** BEGIN DATA **
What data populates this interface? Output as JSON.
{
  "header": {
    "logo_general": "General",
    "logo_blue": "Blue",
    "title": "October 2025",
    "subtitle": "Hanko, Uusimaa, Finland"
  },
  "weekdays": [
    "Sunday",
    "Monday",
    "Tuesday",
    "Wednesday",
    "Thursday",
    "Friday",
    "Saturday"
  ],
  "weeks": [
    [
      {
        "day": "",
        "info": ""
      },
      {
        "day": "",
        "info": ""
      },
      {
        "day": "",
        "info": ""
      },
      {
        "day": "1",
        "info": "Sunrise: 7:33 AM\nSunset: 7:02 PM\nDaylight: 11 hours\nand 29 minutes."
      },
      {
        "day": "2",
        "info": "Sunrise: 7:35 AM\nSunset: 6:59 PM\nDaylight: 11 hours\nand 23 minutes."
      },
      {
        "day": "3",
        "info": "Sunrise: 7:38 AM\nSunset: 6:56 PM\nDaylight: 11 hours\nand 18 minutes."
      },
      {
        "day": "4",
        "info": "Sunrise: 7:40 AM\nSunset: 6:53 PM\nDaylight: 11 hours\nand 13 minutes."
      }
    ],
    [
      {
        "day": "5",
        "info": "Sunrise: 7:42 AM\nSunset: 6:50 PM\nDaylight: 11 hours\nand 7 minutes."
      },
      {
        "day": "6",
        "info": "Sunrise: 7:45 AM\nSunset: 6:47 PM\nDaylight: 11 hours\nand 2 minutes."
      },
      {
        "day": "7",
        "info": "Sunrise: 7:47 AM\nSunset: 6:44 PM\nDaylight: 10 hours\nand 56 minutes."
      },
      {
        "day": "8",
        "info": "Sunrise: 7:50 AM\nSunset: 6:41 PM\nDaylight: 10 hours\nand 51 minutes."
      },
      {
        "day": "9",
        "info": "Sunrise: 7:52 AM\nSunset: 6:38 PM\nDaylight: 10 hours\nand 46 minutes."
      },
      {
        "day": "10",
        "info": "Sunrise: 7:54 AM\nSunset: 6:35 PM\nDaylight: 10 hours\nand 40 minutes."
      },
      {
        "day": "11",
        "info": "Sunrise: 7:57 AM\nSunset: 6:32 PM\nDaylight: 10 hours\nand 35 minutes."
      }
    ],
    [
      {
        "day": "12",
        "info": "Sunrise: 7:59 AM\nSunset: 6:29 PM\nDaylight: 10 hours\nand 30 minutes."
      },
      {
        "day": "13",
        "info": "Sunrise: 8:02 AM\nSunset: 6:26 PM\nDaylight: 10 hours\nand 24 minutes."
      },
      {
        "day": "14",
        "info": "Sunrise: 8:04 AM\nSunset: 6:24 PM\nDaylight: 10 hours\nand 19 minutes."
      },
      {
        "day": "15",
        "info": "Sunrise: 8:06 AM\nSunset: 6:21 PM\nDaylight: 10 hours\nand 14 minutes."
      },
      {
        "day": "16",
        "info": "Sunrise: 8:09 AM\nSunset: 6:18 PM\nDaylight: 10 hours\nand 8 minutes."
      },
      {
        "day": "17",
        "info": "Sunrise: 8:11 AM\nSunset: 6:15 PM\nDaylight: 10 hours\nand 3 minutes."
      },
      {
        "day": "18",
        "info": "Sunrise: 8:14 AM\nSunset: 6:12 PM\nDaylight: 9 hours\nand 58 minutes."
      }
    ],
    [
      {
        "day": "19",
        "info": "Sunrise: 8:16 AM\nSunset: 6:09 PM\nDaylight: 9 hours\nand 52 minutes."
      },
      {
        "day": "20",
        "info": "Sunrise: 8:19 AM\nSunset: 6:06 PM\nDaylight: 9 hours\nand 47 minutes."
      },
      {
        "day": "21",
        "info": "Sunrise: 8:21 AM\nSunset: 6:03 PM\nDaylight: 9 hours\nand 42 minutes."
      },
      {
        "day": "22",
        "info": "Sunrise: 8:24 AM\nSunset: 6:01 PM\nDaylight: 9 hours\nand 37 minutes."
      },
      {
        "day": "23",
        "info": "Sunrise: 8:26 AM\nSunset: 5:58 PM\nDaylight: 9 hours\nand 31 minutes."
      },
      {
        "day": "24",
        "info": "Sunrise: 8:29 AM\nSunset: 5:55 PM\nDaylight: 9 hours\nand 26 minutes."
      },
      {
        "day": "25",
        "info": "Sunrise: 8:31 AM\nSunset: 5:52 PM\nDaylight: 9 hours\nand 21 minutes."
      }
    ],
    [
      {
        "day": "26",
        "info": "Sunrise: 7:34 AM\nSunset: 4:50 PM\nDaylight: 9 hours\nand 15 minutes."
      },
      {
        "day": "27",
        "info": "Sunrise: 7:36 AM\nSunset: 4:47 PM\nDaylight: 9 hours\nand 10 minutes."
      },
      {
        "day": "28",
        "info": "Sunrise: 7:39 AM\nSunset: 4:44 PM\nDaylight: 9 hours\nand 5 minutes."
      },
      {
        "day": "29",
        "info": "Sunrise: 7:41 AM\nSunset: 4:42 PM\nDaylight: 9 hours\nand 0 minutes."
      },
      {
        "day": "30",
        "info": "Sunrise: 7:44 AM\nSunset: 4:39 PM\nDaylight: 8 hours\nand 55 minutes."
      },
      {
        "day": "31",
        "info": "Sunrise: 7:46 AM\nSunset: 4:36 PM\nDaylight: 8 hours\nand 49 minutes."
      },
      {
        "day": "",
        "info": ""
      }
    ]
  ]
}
** END DATA **
• _REQUIRED WORK_: Output all preceding records character for character.

• _ANSWER_:
What data populates this interface? Output as JSON.
{
  "header": {
    "logo_general": "General",
    "logo_blue": "Blue",
    "title": "October 2025",
    "subtitle": "Hanko, Uusimaa, Finland"
  },
  "weekdays": [
    "Sunday",
    "Monday",
    "Tuesday",
    "Wednesday",
    "Thursday",
    "Friday",
    "Saturday"
  ],
  "weeks": [
    [
      {
        "day": "",
        "info": ""
      },
      {
        "day": "",
        "info": ""
      },
      {
        "day": "",
        "info": ""
      },
      {
        "day": "1",
        "info": "Sunrise: 7:33 AM\nSunset: 7:02 PM\nDaylight: 11 hours\nand 29 minutes."
      },
      {
        "day": "2",
        "info": "Sunrise: 7:35 AM\nSunset: 6:59 PM\nDaylight: 11 hours\nand 23 minutes."
      },
      {
        "day": "3",
        "info": "Sunrise: 7:38 AM\nSunset: 6:56 PM\nDaylight: 11 hours\nand 18 minutes."
      },
      {
        "day": "4",
        "info": "Sunrise: 7:40 AM\nSunset: 6:53 PM\nDaylight: 11 hours\nand 13 minutes."
      }
    ],
    [
      {
        "day": "5",
        "info": "Sunrise: 7:42 AM\nSunset: 6:50 PM\nDaylight: 11 hours\nand 7 minutes."
      },
      {
        "day": "6",
        "info": "Sunrise: 7:45 AM\nSunset: 6:47 PM\nDaylight: 11 hours\nand 2 minutes."
      },
      {
        "day": "7",
        "info": "Sunrise: 7:47 AM\nSunset: 6:44 PM\nDaylight: 10 hours\nand 56 minutes."
      },
      {
        "day": "8",
        "info": "Sunrise: 7:50 AM\nSunset: 6:41 PM\nDaylight: 10 hours\nand 51 minutes."
      },
      {
        "day": "9",
        "info": "Sunrise: 7:52 AM\nSunset: 6:38 PM\nDaylight: 10 hours\nand 46 minutes."
      },
      {
        "day": "10",
        "info": "Sunrise: 7:54 AM\nSunset: 6:35 PM\nDaylight: 10 hours\nand 40 minutes."
      },
      {
        "day": "11",
        "info": "Sunrise: 7:57 AM\nSunset: 6:32 PM\nDaylight: 10 hours\nand 35 minutes."
      }
    ],
    [
      {
        "day": "12",
        "info": "Sunrise: 7:59 AM\nSunset: 6:29 PM\nDaylight: 10 hours\nand 30 minutes."
      },
      {
        "day": "13",
        "info": "Sunrise: 8:02 AM\nSunset: 6:26 PM\nDaylight: 10 hours\nand 24 minutes."
      },
      {
        "day": "14",
        "info": "Sunrise: 8:04 AM\nSunset: 6:24 PM\nDaylight: 10 hours\nand 19 minutes."
      },
      {
        "day": "15",
        "info": "Sunrise: 8:06 AM\nSunset: 6:21 PM\nDaylight: 10 hours\nand 14 minutes."
      },
      {
        "day": "16",
        "info": "Sunrise: 8:09 AM\nSunset: 6:18 PM\nDaylight: 10 hours\nand 8 minutes."
      },
      {
        "day": "17",
        "info": "Sunrise: 8:11 AM\nSunset: 6:15 PM\nDaylight: 10 hours\nand 3 minutes."
      },
      {
        "day": "18",
        "info": "Sunrise: 8:14 AM\nSunset: 6:12 PM\nDaylight: 9 hours\nand 58 minutes."
      }
    ],
    [
      {
        "day": "19",
        "info": "Sunrise: 8:16 AM\nSunset: 6:09 PM\nDaylight: 9 hours\nand 52 minutes."
      },
      {
        "day": "20",
        "info": "Sunrise: 8:19 AM\nSunset: 6:06 PM\nDaylight: 9 hours\nand 47 minutes."
      },
      {
        "day": "21",
        "info": "Sunrise: 8:21 AM\nSunset: 6:03 PM\nDaylight: 9 hours\nand 42 minutes."
      },
      {
        "day": "22",
        "info": "Sunrise: 8:24 AM\nSunset: 6:01 PM\nDaylight: 9 hours\nand 37 minutes."
      },
      {
        "day": "23",
        "info": "Sunrise: 8:26 AM\nSunset: 5:58 PM\nDaylight: 9 hours\nand 31 minutes."
      },
      {
        "day": "24",
        "info": "Sunrise: 8:29 AM\nSunset: 5:55 PM\nDaylight: 9 hours\nand 26 minutes."
      },
      {
        "day": "25",
        "info": "Sunrise: 8:31 AM\nSunset: 5:52 PM\nDaylight: 9 hours\nand 21 minutes."
      }
    ],
    [
      {
        "day": "26",
        "info": "Sunrise: 7:34 AM\nSunset: 4:50 PM\nDaylight: 9 hours\nand 15 minutes."
      },
      {
        "day": "27",
        "info": "Sunrise: 7:36 AM\nSunset: 4:47 PM\nDaylight: 9 hours\nand 10 minutes."
      },
      {
        "day": "28",
        "info": "Sunrise: 7:39 AM\nSunset: 4:44 PM\nDaylight: 9 hours\nand 5 minutes."
      },
      {
        "day": "29",
        "info": "Sunrise: 7:41 AM\nSunset: 4:42 PM\nDaylight: 9 hours\nand 0 minutes."
      },
      {
        "day": "30",
        "info": "Sunrise: 7:44 AM\nSunset: 4:39 PM\nDaylight: 8 hours\nand 55 minutes."
      },
      {
        "day": "31",
        "info": "Sunrise: 7:46 AM\nSunset: 4:36 PM\nDaylight: 8 hours\nand 49 minutes."
      },
      {
        "day": "",
        "info": ""
      }
    ]
  ]
}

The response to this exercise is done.